TASK DETAILS — Return all of the data exactly as written, without the pictures.

-- Start ENTRIES SUPPLIED --

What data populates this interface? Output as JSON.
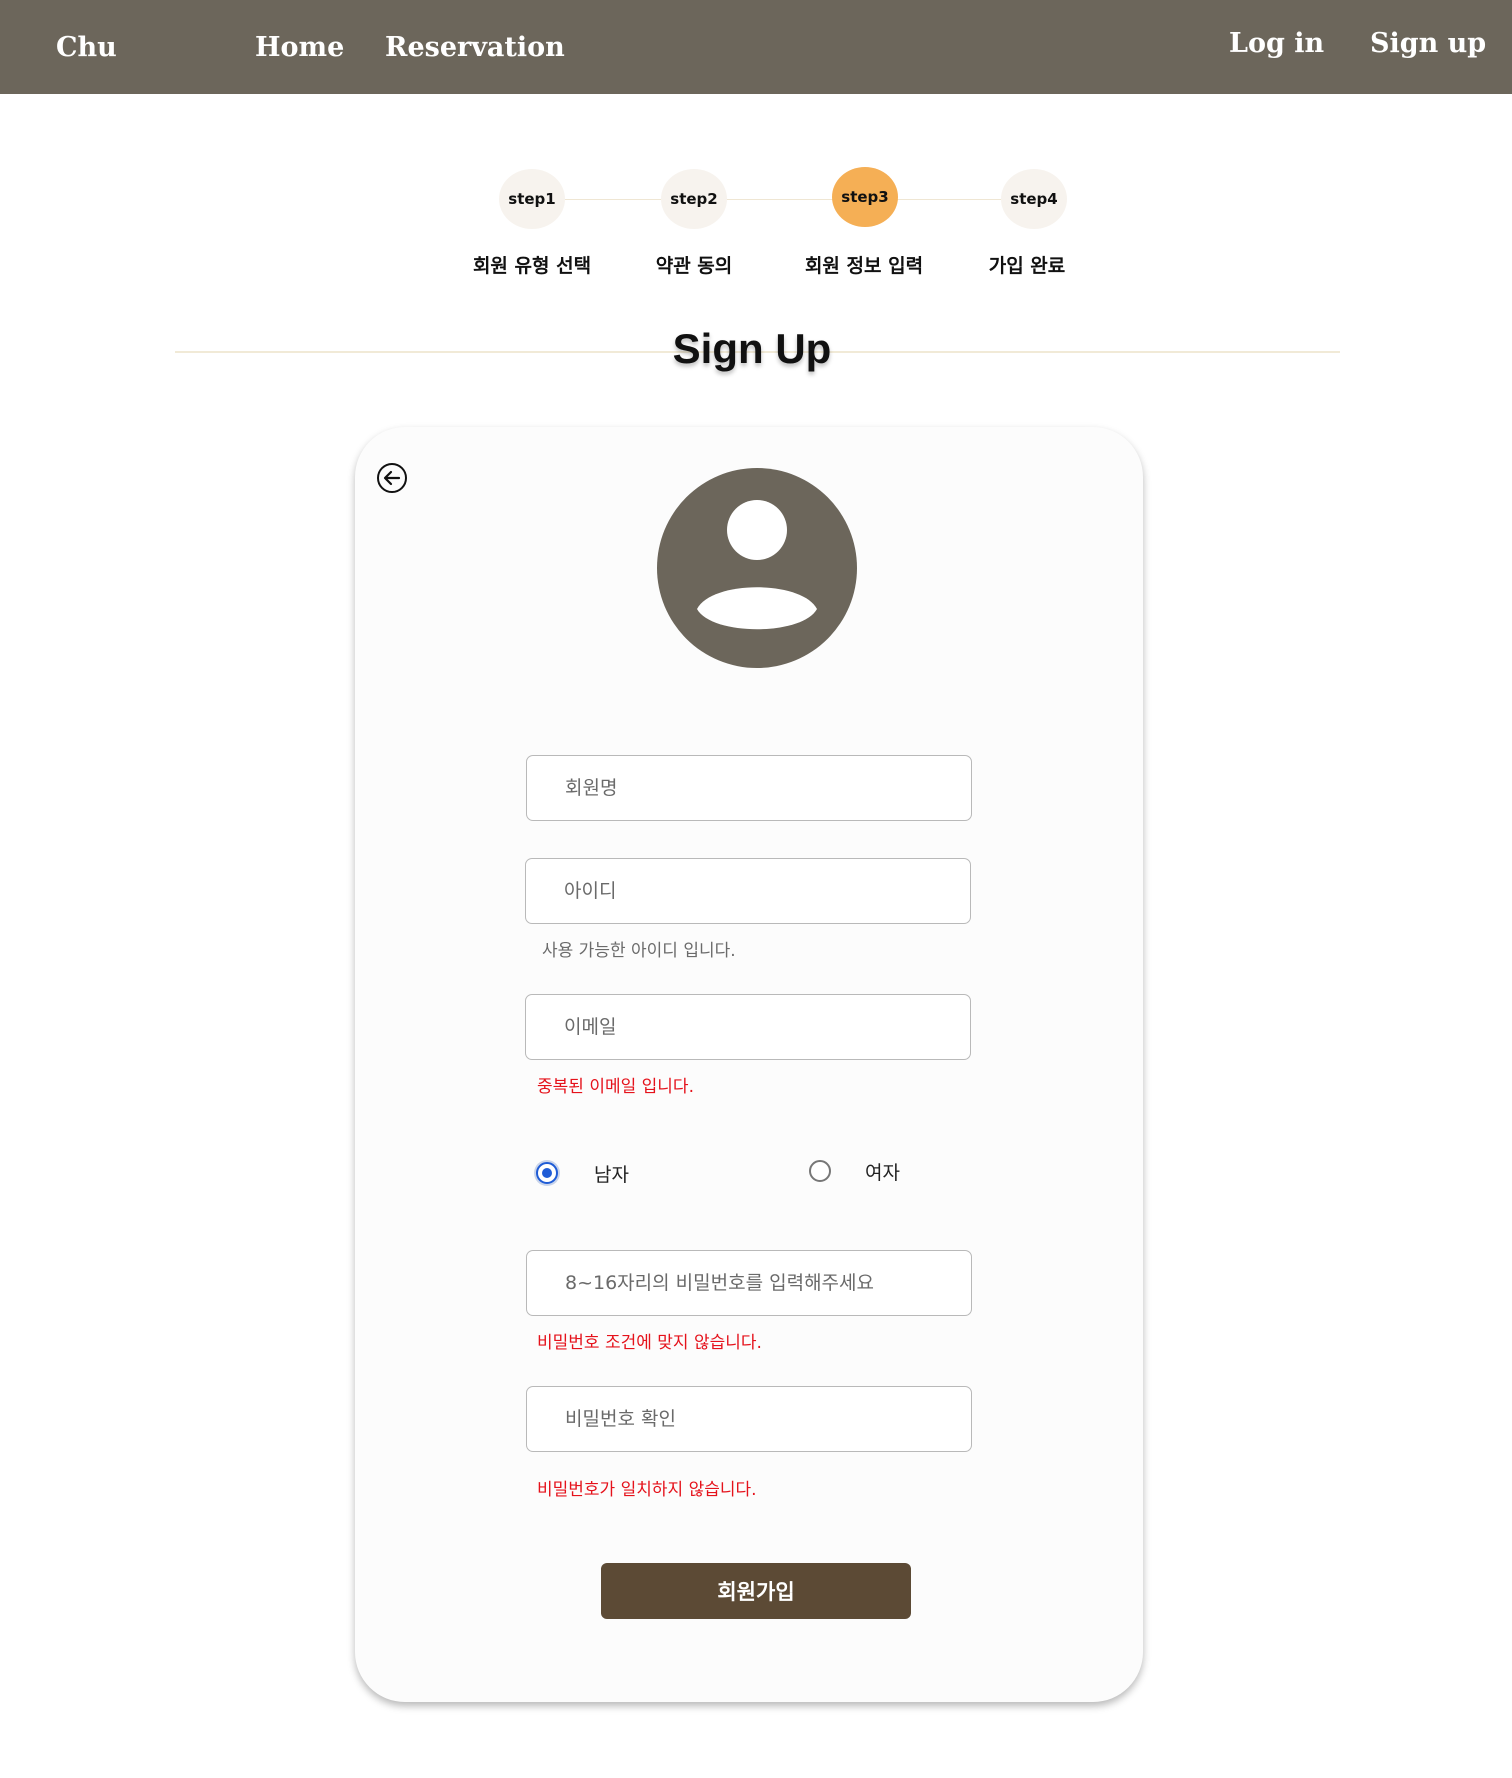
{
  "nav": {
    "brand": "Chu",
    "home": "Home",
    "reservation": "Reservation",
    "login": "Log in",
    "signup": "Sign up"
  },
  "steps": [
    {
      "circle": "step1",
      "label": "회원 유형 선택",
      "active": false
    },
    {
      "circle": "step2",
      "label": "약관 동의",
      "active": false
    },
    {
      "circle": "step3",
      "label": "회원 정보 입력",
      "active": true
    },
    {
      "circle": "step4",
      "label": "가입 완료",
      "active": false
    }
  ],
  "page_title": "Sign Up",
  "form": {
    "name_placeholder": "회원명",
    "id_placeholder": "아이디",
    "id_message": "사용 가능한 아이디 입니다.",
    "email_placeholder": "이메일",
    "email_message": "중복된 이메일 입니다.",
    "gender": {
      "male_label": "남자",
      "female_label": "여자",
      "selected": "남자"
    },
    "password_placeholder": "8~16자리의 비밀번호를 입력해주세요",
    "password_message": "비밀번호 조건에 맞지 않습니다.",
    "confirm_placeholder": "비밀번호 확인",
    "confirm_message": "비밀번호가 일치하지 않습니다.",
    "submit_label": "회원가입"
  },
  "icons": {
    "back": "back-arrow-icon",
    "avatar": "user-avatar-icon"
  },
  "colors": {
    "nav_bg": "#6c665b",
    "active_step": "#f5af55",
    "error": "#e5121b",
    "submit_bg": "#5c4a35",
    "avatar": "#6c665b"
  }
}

-- End ENTRIES SUPPLIED --

THE OUTPUT —
What data populates this interface? Output as JSON.
{
  "nav": {
    "brand": "Chu",
    "home": "Home",
    "reservation": "Reservation",
    "login": "Log in",
    "signup": "Sign up"
  },
  "steps": [
    {
      "circle": "step1",
      "label": "회원 유형 선택",
      "active": false
    },
    {
      "circle": "step2",
      "label": "약관 동의",
      "active": false
    },
    {
      "circle": "step3",
      "label": "회원 정보 입력",
      "active": true
    },
    {
      "circle": "step4",
      "label": "가입 완료",
      "active": false
    }
  ],
  "page_title": "Sign Up",
  "form": {
    "name_placeholder": "회원명",
    "id_placeholder": "아이디",
    "id_message": "사용 가능한 아이디 입니다.",
    "email_placeholder": "이메일",
    "email_message": "중복된 이메일 입니다.",
    "gender": {
      "male_label": "남자",
      "female_label": "여자",
      "selected": "남자"
    },
    "password_placeholder": "8~16자리의 비밀번호를 입력해주세요",
    "password_message": "비밀번호 조건에 맞지 않습니다.",
    "confirm_placeholder": "비밀번호 확인",
    "confirm_message": "비밀번호가 일치하지 않습니다.",
    "submit_label": "회원가입"
  },
  "icons": {
    "back": "back-arrow-icon",
    "avatar": "user-avatar-icon"
  },
  "colors": {
    "nav_bg": "#6c665b",
    "active_step": "#f5af55",
    "error": "#e5121b",
    "submit_bg": "#5c4a35",
    "avatar": "#6c665b"
  }
}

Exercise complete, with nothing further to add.